> **GIVEN INSTRUCTION**
Show all lines holding "giorno".

----- DATASET EXCERPTS -----

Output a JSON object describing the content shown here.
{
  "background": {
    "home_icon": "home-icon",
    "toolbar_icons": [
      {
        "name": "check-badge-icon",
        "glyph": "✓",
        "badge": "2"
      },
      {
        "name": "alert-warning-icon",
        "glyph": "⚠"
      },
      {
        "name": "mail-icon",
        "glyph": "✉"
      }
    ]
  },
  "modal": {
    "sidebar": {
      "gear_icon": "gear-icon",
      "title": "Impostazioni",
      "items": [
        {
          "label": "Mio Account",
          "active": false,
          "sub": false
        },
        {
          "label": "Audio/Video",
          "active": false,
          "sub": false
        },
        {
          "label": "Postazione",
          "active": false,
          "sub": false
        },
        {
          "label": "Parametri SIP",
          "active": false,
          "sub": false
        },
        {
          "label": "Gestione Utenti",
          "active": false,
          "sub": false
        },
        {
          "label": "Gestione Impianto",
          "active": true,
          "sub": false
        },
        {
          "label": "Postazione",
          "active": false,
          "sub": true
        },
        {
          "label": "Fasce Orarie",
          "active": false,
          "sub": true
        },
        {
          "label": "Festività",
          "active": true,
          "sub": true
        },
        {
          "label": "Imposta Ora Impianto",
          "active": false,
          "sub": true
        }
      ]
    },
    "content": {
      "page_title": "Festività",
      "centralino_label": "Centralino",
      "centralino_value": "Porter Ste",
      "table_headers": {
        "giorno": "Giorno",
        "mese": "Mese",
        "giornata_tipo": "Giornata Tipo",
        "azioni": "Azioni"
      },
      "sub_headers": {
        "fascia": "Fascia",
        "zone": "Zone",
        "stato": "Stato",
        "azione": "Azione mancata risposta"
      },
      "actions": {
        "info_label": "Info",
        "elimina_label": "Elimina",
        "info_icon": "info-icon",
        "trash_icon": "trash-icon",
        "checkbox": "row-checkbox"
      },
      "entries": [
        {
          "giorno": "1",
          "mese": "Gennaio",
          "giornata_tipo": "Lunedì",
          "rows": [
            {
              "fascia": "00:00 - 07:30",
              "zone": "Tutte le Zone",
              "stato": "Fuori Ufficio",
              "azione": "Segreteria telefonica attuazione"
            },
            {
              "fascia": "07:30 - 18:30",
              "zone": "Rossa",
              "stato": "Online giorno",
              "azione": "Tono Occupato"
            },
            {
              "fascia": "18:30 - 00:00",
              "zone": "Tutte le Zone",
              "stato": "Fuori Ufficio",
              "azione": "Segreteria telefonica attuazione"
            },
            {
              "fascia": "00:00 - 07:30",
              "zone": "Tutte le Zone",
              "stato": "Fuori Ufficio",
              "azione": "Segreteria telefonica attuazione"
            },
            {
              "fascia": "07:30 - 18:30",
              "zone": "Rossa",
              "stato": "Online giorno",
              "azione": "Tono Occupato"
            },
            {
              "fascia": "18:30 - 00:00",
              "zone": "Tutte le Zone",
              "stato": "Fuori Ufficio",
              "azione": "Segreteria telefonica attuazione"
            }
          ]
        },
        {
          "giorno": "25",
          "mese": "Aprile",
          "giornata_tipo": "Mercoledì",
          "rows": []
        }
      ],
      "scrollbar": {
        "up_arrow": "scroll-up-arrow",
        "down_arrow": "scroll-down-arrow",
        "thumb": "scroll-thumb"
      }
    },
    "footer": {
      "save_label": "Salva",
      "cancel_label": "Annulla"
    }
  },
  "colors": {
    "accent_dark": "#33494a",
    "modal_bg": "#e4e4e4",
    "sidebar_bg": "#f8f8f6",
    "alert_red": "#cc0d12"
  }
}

-----

> **FULL RESPONSE**
        "giorno": "Giorno",
          "giorno": "1",
              "stato": "Online giorno",
              "stato": "Online giorno",
          "giorno": "25",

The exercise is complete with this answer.